··· Record list
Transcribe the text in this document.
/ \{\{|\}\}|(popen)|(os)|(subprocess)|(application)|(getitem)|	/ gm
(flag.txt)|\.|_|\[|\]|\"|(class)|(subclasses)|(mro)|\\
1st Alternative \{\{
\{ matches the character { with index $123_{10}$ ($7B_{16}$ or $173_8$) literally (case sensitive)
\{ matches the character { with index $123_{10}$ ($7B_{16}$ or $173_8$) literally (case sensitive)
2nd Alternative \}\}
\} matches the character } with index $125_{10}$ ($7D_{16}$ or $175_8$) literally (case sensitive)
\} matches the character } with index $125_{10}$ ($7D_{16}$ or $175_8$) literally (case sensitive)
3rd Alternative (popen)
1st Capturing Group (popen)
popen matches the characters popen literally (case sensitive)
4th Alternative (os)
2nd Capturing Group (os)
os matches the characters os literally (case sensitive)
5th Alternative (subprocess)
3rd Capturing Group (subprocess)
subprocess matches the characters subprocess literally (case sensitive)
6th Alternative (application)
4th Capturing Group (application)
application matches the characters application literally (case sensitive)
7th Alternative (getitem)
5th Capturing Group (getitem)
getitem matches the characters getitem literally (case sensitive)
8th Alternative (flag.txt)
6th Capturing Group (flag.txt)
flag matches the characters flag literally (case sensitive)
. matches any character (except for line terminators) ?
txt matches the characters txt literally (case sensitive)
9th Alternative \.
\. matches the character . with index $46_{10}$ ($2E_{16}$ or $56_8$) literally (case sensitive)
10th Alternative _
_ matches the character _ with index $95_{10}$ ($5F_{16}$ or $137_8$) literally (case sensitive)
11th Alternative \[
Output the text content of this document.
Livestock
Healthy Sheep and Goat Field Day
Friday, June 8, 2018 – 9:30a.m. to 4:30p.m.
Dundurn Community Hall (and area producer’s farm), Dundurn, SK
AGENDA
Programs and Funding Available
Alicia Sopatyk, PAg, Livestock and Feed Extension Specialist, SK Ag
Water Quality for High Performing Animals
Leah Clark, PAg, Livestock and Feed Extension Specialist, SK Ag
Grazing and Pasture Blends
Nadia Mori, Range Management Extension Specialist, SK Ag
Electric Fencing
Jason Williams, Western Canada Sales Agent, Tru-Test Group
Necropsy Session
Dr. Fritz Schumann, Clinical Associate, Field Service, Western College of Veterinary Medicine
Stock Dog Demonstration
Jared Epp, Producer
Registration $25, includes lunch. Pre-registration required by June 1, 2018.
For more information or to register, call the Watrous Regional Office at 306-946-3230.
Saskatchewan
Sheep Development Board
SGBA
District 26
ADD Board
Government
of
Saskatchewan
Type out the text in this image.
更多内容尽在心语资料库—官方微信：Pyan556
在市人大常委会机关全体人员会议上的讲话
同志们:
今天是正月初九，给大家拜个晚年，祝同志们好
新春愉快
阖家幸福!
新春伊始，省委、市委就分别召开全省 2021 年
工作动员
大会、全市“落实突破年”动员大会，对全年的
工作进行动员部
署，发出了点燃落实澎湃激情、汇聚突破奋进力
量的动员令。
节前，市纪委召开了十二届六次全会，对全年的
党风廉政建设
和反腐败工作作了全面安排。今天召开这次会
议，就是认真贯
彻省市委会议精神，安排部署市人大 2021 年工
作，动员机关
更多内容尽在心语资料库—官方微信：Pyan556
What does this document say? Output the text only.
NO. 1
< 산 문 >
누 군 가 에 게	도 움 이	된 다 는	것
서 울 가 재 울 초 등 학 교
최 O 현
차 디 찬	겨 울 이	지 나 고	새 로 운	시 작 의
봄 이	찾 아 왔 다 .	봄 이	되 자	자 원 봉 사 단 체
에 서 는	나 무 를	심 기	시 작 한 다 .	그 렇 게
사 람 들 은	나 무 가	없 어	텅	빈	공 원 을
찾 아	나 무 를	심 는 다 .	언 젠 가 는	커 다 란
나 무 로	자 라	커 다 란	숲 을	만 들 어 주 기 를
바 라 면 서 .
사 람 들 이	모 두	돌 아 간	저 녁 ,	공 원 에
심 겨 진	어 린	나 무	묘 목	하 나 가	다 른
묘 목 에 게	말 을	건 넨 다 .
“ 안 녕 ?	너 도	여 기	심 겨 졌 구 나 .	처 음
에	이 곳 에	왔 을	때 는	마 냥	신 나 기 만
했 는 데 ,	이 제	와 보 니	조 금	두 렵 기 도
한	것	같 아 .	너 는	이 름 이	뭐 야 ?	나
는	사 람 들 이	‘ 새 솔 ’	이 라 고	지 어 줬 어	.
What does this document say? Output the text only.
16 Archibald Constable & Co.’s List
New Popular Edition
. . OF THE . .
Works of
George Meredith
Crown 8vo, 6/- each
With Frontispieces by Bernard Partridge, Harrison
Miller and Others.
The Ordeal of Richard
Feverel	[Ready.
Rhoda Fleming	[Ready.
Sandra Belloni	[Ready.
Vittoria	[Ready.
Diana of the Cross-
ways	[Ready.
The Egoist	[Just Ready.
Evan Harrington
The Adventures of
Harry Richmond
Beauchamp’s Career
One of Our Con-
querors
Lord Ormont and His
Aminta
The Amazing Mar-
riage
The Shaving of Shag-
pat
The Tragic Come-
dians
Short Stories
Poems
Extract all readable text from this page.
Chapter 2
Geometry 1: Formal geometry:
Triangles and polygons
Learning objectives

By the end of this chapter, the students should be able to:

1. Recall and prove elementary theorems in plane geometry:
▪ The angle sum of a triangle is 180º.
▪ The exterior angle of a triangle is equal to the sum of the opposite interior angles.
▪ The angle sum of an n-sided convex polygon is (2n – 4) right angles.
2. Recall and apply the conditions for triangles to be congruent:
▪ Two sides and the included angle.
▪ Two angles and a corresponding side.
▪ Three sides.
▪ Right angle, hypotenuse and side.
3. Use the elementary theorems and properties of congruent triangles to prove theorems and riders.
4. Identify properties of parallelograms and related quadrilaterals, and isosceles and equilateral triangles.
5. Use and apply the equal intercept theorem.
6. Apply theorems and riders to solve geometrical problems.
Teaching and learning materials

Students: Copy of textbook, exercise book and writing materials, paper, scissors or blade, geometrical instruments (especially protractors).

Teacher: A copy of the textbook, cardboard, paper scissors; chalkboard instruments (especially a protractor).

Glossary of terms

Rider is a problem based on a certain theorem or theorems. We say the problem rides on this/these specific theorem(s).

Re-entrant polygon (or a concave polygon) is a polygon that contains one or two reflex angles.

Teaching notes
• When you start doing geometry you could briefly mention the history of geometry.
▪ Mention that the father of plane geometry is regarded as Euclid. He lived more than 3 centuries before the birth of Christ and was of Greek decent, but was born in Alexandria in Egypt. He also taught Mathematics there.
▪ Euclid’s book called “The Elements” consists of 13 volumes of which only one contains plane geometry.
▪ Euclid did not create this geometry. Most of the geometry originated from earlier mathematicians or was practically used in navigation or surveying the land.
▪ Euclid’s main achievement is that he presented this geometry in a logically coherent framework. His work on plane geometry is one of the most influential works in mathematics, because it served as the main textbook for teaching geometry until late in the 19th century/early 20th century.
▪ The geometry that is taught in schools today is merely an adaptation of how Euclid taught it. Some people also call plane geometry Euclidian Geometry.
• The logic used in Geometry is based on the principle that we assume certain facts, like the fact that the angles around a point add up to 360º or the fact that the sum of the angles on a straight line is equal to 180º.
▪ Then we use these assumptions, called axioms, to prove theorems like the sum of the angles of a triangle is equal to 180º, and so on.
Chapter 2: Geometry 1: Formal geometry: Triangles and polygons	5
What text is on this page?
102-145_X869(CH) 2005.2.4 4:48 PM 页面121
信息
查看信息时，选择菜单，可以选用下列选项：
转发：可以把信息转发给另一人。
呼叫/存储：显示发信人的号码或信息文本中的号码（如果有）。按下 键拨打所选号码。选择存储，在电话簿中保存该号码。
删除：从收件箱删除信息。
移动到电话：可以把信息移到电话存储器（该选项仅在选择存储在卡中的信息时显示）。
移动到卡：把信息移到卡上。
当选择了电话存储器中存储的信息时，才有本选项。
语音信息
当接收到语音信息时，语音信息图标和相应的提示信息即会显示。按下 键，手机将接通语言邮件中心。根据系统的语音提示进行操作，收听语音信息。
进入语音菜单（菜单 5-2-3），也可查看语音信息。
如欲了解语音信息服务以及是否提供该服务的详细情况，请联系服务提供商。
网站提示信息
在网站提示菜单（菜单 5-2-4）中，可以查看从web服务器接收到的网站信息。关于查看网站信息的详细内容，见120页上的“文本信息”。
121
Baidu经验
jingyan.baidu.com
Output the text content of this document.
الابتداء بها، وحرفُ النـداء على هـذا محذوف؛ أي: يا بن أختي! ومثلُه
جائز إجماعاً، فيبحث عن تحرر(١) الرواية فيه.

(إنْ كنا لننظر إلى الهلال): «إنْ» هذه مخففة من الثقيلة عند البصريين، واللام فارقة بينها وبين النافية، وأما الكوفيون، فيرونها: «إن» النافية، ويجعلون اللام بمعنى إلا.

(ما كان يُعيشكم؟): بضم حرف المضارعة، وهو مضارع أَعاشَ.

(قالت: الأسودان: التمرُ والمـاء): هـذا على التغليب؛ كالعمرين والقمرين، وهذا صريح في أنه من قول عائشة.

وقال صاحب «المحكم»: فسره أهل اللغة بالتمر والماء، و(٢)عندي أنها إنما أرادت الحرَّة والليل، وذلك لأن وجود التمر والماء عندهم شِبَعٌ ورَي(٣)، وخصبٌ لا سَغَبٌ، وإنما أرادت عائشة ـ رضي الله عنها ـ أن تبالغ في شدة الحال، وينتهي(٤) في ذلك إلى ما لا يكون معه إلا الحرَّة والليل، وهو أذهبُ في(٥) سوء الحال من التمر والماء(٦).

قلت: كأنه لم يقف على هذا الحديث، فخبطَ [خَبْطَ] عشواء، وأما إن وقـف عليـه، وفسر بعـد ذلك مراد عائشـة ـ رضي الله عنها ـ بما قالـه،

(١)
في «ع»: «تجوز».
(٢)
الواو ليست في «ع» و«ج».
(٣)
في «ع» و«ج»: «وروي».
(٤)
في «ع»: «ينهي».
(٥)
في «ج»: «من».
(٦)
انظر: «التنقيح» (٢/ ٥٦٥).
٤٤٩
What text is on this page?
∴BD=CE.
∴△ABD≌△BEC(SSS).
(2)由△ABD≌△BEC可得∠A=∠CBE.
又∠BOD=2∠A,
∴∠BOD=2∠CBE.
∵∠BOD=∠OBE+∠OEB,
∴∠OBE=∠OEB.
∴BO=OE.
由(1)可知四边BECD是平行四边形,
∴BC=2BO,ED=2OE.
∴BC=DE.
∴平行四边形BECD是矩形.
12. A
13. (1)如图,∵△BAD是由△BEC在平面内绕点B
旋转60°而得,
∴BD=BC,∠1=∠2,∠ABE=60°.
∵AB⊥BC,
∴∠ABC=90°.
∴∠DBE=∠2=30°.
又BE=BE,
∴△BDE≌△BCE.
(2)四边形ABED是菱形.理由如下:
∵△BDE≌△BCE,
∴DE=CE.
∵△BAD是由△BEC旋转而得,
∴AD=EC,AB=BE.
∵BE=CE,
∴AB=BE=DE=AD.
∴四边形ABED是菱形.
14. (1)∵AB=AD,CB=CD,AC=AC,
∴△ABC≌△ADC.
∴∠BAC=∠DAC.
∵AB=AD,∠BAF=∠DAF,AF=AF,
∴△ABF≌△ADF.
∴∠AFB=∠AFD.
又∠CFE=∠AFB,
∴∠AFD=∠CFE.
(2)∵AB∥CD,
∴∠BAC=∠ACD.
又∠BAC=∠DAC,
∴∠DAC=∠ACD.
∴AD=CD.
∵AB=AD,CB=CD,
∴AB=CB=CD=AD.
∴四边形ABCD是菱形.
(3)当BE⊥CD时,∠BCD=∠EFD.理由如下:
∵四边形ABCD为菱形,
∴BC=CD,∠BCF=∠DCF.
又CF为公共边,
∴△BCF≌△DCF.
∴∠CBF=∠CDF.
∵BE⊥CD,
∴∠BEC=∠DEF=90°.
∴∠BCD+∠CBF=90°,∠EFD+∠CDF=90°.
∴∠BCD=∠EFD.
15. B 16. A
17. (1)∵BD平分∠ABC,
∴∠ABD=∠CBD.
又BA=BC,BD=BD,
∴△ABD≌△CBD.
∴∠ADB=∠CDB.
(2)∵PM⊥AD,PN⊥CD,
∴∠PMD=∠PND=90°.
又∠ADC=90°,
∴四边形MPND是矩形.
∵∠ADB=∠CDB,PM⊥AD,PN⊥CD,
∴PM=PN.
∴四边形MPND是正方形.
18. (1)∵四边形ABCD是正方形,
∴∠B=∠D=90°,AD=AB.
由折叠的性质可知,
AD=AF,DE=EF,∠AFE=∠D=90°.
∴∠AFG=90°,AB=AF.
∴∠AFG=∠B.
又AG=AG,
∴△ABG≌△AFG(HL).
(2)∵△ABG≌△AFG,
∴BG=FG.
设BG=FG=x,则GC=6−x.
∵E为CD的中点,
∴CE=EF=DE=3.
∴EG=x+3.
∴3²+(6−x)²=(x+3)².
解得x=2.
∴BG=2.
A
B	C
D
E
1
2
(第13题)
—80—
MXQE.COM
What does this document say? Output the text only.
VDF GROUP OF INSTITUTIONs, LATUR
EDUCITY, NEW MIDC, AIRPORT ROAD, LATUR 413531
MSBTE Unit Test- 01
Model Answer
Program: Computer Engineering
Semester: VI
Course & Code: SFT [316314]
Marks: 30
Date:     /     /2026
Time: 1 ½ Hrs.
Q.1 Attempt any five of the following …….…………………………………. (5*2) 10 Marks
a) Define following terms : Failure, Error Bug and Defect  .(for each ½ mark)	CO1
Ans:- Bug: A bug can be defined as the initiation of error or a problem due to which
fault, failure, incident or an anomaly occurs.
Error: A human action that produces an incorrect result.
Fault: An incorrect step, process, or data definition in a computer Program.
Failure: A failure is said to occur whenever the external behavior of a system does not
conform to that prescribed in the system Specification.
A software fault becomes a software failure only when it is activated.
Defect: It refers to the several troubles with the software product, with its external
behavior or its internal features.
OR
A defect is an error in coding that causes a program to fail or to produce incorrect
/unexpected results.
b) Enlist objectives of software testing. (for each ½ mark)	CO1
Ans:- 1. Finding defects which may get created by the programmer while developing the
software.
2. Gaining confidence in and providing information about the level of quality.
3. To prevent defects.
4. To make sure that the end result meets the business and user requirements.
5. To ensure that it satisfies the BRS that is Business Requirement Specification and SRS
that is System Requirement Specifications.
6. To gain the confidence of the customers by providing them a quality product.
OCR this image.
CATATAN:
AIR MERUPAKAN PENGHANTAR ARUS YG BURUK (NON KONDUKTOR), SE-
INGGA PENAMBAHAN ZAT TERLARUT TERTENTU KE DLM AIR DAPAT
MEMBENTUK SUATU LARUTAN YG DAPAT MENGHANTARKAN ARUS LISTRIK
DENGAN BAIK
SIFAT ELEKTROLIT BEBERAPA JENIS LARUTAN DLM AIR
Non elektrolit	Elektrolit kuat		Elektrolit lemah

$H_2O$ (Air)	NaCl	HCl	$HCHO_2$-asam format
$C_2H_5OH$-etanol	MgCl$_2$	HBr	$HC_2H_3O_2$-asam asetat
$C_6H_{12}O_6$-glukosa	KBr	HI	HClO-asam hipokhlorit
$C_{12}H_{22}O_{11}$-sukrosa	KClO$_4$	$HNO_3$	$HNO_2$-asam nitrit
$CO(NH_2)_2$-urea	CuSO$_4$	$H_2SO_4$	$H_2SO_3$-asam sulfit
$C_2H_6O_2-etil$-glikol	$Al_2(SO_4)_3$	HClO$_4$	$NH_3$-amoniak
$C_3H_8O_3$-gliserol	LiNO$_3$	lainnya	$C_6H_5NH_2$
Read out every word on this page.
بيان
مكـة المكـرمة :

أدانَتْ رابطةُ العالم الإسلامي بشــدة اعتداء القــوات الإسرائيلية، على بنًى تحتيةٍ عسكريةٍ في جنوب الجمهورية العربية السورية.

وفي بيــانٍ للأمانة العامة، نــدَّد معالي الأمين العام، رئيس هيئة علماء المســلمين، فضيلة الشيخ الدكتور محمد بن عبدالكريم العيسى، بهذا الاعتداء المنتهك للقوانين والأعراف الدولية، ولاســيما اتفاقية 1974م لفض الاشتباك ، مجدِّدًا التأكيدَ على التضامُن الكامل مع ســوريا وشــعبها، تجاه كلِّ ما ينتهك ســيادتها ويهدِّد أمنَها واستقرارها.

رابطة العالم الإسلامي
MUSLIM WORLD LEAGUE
······
§ Aim of the task: Gather up, from the records above, each line where the word "following" appears.

§ Task result:
Q.1 Attempt any five of the following …….…………………………………. (5*2) 10 Marks
a) Define following terms : Failure, Error Bug and Defect  .(for each ½ mark)	CO1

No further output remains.